■ **Given task**
From the listing below, pull each line that includes "options".

■ **Data supplied**
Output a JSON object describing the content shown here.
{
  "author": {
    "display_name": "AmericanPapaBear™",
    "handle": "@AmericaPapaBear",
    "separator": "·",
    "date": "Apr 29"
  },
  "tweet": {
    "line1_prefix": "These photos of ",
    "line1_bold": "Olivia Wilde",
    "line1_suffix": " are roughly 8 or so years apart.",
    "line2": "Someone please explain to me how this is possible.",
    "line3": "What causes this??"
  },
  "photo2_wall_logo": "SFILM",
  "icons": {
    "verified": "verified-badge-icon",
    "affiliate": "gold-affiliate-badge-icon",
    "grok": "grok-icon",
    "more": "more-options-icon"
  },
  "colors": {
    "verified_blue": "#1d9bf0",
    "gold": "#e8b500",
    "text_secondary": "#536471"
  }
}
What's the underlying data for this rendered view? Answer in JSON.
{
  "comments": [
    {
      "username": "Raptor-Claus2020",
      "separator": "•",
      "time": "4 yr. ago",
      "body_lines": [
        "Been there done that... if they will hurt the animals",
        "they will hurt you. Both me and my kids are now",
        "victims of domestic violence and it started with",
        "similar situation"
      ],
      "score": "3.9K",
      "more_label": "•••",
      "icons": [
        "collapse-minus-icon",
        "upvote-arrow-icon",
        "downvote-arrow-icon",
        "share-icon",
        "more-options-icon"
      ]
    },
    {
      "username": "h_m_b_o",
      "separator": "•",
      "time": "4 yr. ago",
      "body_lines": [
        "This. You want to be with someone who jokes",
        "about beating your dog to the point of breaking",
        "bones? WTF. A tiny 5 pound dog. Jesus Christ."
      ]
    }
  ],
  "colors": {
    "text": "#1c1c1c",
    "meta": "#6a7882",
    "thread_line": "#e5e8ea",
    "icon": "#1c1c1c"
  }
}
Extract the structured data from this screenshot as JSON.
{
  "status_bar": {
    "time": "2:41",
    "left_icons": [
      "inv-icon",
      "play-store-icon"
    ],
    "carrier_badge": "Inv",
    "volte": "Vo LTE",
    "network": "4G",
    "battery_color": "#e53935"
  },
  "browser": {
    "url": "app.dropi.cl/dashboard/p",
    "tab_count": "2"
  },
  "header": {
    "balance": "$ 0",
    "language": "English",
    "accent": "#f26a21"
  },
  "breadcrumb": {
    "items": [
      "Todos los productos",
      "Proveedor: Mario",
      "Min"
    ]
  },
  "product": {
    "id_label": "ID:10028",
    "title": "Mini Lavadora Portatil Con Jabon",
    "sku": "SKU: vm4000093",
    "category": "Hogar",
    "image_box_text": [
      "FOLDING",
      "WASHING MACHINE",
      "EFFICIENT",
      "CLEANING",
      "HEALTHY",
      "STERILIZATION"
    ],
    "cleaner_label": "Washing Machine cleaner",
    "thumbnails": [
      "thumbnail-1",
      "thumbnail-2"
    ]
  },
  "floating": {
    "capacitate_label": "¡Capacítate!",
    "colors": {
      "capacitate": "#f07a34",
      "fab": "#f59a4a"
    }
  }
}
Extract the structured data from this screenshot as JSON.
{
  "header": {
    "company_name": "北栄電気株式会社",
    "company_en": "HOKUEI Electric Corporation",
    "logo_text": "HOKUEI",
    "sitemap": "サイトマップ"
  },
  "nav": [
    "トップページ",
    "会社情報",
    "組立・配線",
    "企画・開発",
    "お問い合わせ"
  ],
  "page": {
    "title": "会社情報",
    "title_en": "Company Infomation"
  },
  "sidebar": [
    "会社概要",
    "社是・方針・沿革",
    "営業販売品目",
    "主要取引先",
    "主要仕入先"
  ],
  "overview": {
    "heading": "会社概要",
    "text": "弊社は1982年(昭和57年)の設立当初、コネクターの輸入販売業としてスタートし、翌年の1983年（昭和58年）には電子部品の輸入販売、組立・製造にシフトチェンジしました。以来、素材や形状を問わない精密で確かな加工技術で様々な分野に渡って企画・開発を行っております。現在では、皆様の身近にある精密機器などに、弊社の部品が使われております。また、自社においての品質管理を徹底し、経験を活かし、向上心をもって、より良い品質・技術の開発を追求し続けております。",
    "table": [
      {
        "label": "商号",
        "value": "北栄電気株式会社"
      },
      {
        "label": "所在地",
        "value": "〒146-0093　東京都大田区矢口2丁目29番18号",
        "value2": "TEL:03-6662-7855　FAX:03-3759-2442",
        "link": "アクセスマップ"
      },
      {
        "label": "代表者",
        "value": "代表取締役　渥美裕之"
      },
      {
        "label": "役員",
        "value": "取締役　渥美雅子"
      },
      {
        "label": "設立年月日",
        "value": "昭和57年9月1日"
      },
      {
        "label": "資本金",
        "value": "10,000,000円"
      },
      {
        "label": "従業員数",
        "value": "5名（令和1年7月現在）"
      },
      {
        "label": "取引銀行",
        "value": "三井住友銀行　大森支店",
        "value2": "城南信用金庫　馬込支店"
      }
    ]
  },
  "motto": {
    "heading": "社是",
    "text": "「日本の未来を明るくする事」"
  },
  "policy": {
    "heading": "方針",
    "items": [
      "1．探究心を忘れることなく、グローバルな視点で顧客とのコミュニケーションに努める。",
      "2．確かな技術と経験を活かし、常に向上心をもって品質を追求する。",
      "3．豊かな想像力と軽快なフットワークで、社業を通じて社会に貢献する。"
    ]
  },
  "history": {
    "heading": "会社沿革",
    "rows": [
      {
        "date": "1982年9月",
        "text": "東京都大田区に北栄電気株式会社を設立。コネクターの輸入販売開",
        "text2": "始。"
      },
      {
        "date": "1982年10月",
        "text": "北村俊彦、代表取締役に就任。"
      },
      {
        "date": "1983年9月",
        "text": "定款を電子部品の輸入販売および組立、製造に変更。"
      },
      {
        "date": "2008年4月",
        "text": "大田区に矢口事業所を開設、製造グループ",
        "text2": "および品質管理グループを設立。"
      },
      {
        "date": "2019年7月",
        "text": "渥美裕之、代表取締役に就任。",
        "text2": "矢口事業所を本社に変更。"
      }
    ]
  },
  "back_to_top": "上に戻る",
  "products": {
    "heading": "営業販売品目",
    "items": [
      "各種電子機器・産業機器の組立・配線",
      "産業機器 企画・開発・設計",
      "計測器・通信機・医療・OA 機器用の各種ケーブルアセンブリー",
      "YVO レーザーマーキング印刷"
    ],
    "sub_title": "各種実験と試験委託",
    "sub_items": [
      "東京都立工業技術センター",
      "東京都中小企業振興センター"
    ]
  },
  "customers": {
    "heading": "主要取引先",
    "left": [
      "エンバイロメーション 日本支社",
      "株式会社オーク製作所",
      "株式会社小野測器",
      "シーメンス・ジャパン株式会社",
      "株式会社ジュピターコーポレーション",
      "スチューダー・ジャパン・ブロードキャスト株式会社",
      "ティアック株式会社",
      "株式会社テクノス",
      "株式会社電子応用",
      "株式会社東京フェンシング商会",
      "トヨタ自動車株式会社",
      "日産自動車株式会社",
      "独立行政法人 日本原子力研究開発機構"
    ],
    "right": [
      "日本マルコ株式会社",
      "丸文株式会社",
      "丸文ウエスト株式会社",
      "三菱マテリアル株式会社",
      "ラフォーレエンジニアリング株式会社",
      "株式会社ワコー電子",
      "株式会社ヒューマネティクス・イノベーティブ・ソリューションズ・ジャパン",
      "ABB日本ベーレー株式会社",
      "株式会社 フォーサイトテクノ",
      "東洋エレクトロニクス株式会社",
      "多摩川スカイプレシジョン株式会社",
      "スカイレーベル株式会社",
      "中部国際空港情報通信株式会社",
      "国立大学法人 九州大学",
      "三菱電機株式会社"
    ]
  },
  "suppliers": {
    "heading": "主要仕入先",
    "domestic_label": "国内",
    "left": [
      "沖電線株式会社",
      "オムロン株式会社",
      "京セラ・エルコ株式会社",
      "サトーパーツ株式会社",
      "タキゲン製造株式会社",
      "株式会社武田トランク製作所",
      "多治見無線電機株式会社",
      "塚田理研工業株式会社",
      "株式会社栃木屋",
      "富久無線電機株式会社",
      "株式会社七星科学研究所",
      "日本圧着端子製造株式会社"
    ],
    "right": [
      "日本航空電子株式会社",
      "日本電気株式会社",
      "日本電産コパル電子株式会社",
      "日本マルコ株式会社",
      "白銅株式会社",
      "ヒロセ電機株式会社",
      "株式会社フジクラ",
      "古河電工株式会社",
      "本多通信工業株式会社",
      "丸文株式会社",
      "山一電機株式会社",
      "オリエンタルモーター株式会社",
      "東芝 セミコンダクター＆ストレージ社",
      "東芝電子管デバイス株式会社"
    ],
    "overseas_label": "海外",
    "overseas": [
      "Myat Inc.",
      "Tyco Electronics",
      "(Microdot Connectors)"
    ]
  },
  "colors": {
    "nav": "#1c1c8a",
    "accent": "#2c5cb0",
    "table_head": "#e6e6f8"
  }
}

■ **The result**
    "more": "more-options-icon"
        "more-options-icon"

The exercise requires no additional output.